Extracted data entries
▬▬▬▬▬▬

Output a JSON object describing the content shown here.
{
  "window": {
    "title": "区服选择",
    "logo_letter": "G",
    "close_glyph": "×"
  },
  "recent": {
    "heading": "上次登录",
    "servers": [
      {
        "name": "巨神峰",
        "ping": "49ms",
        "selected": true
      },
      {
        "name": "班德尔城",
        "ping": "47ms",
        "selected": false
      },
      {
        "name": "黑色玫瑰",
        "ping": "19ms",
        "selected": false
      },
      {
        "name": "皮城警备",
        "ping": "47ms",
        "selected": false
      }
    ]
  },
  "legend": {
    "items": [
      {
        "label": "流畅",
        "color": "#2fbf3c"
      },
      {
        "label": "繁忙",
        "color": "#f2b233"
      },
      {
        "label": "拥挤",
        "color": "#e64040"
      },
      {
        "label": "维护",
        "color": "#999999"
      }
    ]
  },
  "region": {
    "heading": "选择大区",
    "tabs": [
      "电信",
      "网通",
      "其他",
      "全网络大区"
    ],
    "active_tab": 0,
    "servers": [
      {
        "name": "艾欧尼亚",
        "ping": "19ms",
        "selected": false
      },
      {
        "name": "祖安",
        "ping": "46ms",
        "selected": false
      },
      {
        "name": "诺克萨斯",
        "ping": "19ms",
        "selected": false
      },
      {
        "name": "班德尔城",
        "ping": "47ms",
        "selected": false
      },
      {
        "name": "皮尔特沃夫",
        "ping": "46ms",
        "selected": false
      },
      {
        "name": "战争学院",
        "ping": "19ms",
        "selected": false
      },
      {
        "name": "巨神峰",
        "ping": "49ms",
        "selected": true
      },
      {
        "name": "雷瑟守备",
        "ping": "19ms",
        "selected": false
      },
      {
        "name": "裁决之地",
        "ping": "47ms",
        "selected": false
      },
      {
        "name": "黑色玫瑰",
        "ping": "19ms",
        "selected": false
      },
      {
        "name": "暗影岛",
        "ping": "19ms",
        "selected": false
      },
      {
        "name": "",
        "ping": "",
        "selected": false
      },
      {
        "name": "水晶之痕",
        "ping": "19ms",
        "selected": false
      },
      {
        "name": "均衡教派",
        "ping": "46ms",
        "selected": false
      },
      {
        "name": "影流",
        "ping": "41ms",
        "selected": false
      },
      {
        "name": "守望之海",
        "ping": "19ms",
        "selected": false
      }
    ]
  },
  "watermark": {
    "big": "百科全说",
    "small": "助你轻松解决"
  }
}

▬▬▬▬▬▬

Problem statement
Copy out each line of the records that holds the string "color".

Complete answer
        "color": "#2fbf3c"
        "color": "#f2b233"
        "color": "#e64040"
        "color": "#999999"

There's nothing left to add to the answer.